Goal of the exercise: Extract every line that contains the word "name".

Provided records:

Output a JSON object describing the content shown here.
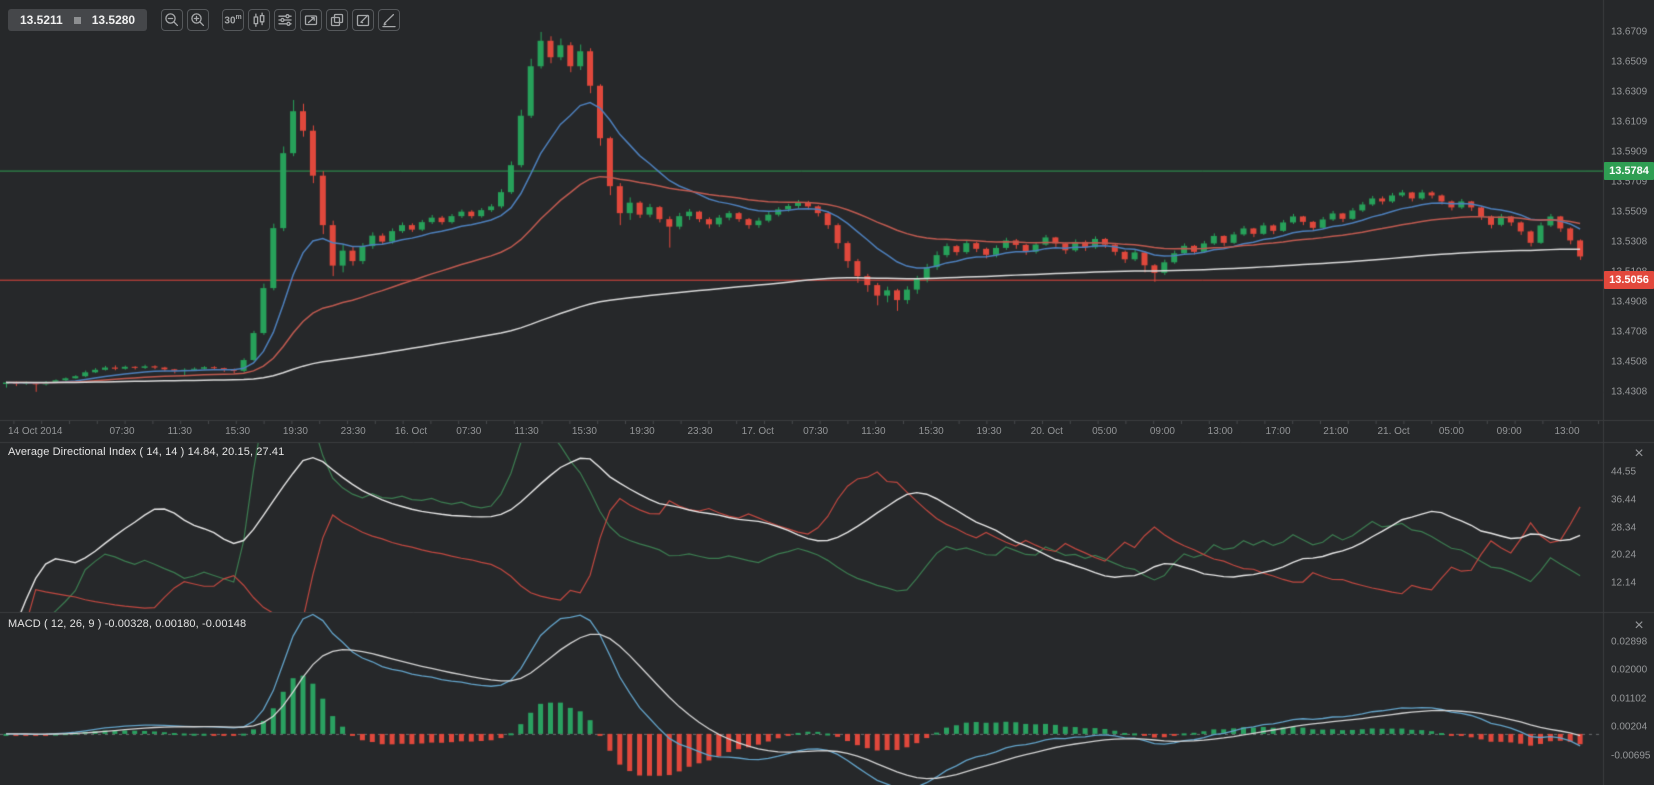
{
  "toolbar": {
    "bid": "13.5211",
    "ask": "13.5280",
    "timeframe_value": "30",
    "timeframe_unit": "m"
  },
  "price_pane": {
    "axis": {
      "min": 13.412,
      "max": 13.6922,
      "ticks": [
        "13.6709",
        "13.6509",
        "13.6309",
        "13.6109",
        "13.5909",
        "13.5709",
        "13.5509",
        "13.5308",
        "13.5108",
        "13.4908",
        "13.4708",
        "13.4508",
        "13.4308"
      ]
    },
    "level_lines": [
      {
        "label": "13.5784",
        "value": 13.5784,
        "color": "#2f9e53"
      },
      {
        "label": "13.5056",
        "value": 13.5056,
        "color": "#e2483c"
      }
    ]
  },
  "time_axis": {
    "labels": [
      "14 Oct 2014",
      "07:30",
      "11:30",
      "15:30",
      "19:30",
      "23:30",
      "16. Oct",
      "07:30",
      "11:30",
      "15:30",
      "19:30",
      "23:30",
      "17. Oct",
      "07:30",
      "11:30",
      "15:30",
      "19:30",
      "20. Oct",
      "05:00",
      "09:00",
      "13:00",
      "17:00",
      "21:00",
      "21. Oct",
      "05:00",
      "09:00",
      "13:00"
    ]
  },
  "adx_pane": {
    "title": "Average Directional Index ( 14, 14 ) 14.84, 20.15, 27.41",
    "period": 14,
    "close_icon": "×",
    "axis": {
      "min": 3.7,
      "max": 53.0,
      "ticks": [
        "44.55",
        "36.44",
        "28.34",
        "20.24",
        "12.14"
      ]
    }
  },
  "macd_pane": {
    "title": "MACD ( 12, 26, 9 ) -0.00328, 0.00180, -0.00148",
    "fast": 12,
    "slow": 26,
    "signal": 9,
    "close_icon": "×",
    "axis": {
      "min": -0.0161,
      "max": 0.0381,
      "ticks": [
        "0.02898",
        "0.02000",
        "0.01102",
        "0.00204",
        "-0.00695"
      ]
    }
  },
  "colors": {
    "background": "#26282a",
    "border": "#3a3c3e",
    "minor_tick": "#47494c",
    "candle_up": "#27a15a",
    "candle_down": "#e0483c",
    "ma_fast": "#4d7fbb",
    "ma_medium": "#bf5a50",
    "ma_slow": "#d9d9d9",
    "plus_di": "#3c7d51",
    "minus_di": "#c04840",
    "adx_line": "#e6e6e6",
    "macd_line": "#63a3c9",
    "signal_line": "#d4d4d4",
    "hist_up": "#2aa161",
    "hist_down": "#e0483c",
    "zero_line": "#6a6c6e"
  },
  "chart_data": {
    "type": "candlestick",
    "timeframe": "30m",
    "bid": 13.5211,
    "ask": 13.528,
    "price_base": 13.4,
    "price_unit": 0.0001,
    "first_open": 360,
    "overlays": [
      {
        "name": "ma-fast",
        "type": "ema",
        "period": 12,
        "color": "#4d7fbb"
      },
      {
        "name": "ma-medium",
        "type": "ema",
        "period": 34,
        "color": "#bf5a50"
      },
      {
        "name": "ma-slow",
        "type": "ema",
        "period": 150,
        "color": "#d9d9d9"
      }
    ],
    "candles_chl": [
      [
        370,
        378,
        336
      ],
      [
        362,
        376,
        346
      ],
      [
        371,
        377,
        354
      ],
      [
        358,
        374,
        308
      ],
      [
        372,
        380,
        350
      ],
      [
        385,
        391,
        368
      ],
      [
        398,
        404,
        380
      ],
      [
        412,
        419,
        396
      ],
      [
        438,
        450,
        406
      ],
      [
        455,
        466,
        433
      ],
      [
        470,
        481,
        450
      ],
      [
        462,
        484,
        452
      ],
      [
        475,
        483,
        456
      ],
      [
        468,
        479,
        457
      ],
      [
        478,
        489,
        461
      ],
      [
        470,
        485,
        459
      ],
      [
        458,
        475,
        445
      ],
      [
        448,
        461,
        431
      ],
      [
        455,
        465,
        418
      ],
      [
        462,
        471,
        447
      ],
      [
        472,
        479,
        456
      ],
      [
        466,
        479,
        453
      ],
      [
        458,
        469,
        441
      ],
      [
        448,
        463,
        433
      ],
      [
        520,
        532,
        438
      ],
      [
        700,
        715,
        512
      ],
      [
        1000,
        1030,
        688
      ],
      [
        1400,
        1430,
        985
      ],
      [
        1900,
        1945,
        1380
      ],
      [
        2180,
        2255,
        1880
      ],
      [
        2050,
        2230,
        2010
      ],
      [
        1750,
        2085,
        1700
      ],
      [
        1420,
        1780,
        1360
      ],
      [
        1150,
        1450,
        1080
      ],
      [
        1250,
        1290,
        1105
      ],
      [
        1180,
        1275,
        1150
      ],
      [
        1280,
        1300,
        1160
      ],
      [
        1350,
        1372,
        1262
      ],
      [
        1310,
        1365,
        1290
      ],
      [
        1380,
        1398,
        1296
      ],
      [
        1420,
        1438,
        1368
      ],
      [
        1390,
        1432,
        1375
      ],
      [
        1440,
        1455,
        1380
      ],
      [
        1470,
        1488,
        1428
      ],
      [
        1440,
        1482,
        1424
      ],
      [
        1480,
        1494,
        1430
      ],
      [
        1510,
        1524,
        1468
      ],
      [
        1480,
        1520,
        1465
      ],
      [
        1520,
        1534,
        1470
      ],
      [
        1545,
        1560,
        1508
      ],
      [
        1640,
        1660,
        1532
      ],
      [
        1820,
        1845,
        1628
      ],
      [
        2150,
        2190,
        1805
      ],
      [
        2480,
        2530,
        2135
      ],
      [
        2650,
        2709,
        2465
      ],
      [
        2540,
        2680,
        2500
      ],
      [
        2620,
        2665,
        2520
      ],
      [
        2480,
        2640,
        2440
      ],
      [
        2580,
        2625,
        2455
      ],
      [
        2350,
        2600,
        2300
      ],
      [
        2000,
        2360,
        1950
      ],
      [
        1680,
        2010,
        1620
      ],
      [
        1500,
        1700,
        1420
      ],
      [
        1570,
        1605,
        1455
      ],
      [
        1490,
        1580,
        1468
      ],
      [
        1540,
        1562,
        1472
      ],
      [
        1460,
        1548,
        1438
      ],
      [
        1410,
        1478,
        1270
      ],
      [
        1480,
        1502,
        1392
      ],
      [
        1510,
        1528,
        1455
      ],
      [
        1460,
        1516,
        1440
      ],
      [
        1425,
        1472,
        1398
      ],
      [
        1470,
        1488,
        1408
      ],
      [
        1500,
        1515,
        1452
      ],
      [
        1460,
        1508,
        1442
      ],
      [
        1420,
        1468,
        1396
      ],
      [
        1450,
        1470,
        1402
      ],
      [
        1490,
        1508,
        1438
      ],
      [
        1525,
        1540,
        1478
      ],
      [
        1548,
        1562,
        1510
      ],
      [
        1570,
        1588,
        1532
      ],
      [
        1545,
        1582,
        1525
      ],
      [
        1500,
        1552,
        1478
      ],
      [
        1420,
        1512,
        1395
      ],
      [
        1300,
        1432,
        1262
      ],
      [
        1180,
        1312,
        1135
      ],
      [
        1080,
        1195,
        1035
      ],
      [
        1020,
        1095,
        975
      ],
      [
        950,
        1035,
        885
      ],
      [
        985,
        1010,
        905
      ],
      [
        920,
        995,
        848
      ],
      [
        990,
        1012,
        895
      ],
      [
        1060,
        1082,
        962
      ],
      [
        1140,
        1162,
        1038
      ],
      [
        1220,
        1245,
        1122
      ],
      [
        1280,
        1298,
        1205
      ],
      [
        1240,
        1288,
        1218
      ],
      [
        1300,
        1316,
        1228
      ],
      [
        1262,
        1308,
        1240
      ],
      [
        1222,
        1270,
        1198
      ],
      [
        1268,
        1285,
        1205
      ],
      [
        1318,
        1336,
        1255
      ],
      [
        1288,
        1328,
        1262
      ],
      [
        1242,
        1295,
        1222
      ],
      [
        1290,
        1308,
        1230
      ],
      [
        1338,
        1355,
        1282
      ],
      [
        1298,
        1342,
        1275
      ],
      [
        1252,
        1305,
        1228
      ],
      [
        1308,
        1325,
        1242
      ],
      [
        1272,
        1318,
        1248
      ],
      [
        1328,
        1345,
        1262
      ],
      [
        1290,
        1335,
        1268
      ],
      [
        1242,
        1298,
        1218
      ],
      [
        1192,
        1250,
        1168
      ],
      [
        1238,
        1256,
        1180
      ],
      [
        1152,
        1245,
        1105
      ],
      [
        1102,
        1160,
        1042
      ],
      [
        1172,
        1190,
        1088
      ],
      [
        1232,
        1250,
        1162
      ],
      [
        1282,
        1298,
        1222
      ],
      [
        1242,
        1288,
        1225
      ],
      [
        1298,
        1315,
        1235
      ],
      [
        1348,
        1365,
        1288
      ],
      [
        1302,
        1352,
        1282
      ],
      [
        1358,
        1375,
        1295
      ],
      [
        1398,
        1415,
        1348
      ],
      [
        1362,
        1402,
        1340
      ],
      [
        1418,
        1436,
        1355
      ],
      [
        1382,
        1425,
        1360
      ],
      [
        1438,
        1455,
        1375
      ],
      [
        1478,
        1495,
        1428
      ],
      [
        1442,
        1482,
        1420
      ],
      [
        1402,
        1448,
        1382
      ],
      [
        1458,
        1475,
        1395
      ],
      [
        1498,
        1515,
        1448
      ],
      [
        1462,
        1502,
        1440
      ],
      [
        1518,
        1535,
        1455
      ],
      [
        1558,
        1575,
        1508
      ],
      [
        1598,
        1615,
        1548
      ],
      [
        1578,
        1612,
        1558
      ],
      [
        1618,
        1635,
        1568
      ],
      [
        1638,
        1655,
        1608
      ],
      [
        1598,
        1642,
        1578
      ],
      [
        1638,
        1656,
        1588
      ],
      [
        1618,
        1648,
        1598
      ],
      [
        1578,
        1625,
        1558
      ],
      [
        1538,
        1585,
        1518
      ],
      [
        1578,
        1595,
        1528
      ],
      [
        1538,
        1582,
        1515
      ],
      [
        1478,
        1545,
        1455
      ],
      [
        1422,
        1485,
        1398
      ],
      [
        1478,
        1495,
        1412
      ],
      [
        1438,
        1482,
        1415
      ],
      [
        1378,
        1445,
        1355
      ],
      [
        1302,
        1385,
        1278
      ],
      [
        1418,
        1438,
        1295
      ],
      [
        1478,
        1495,
        1408
      ],
      [
        1398,
        1482,
        1375
      ],
      [
        1318,
        1405,
        1292
      ],
      [
        1211,
        1325,
        1188
      ]
    ]
  }
}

Exercise output:
        "name": "ma-fast",
        "name": "ma-medium",
        "name": "ma-slow",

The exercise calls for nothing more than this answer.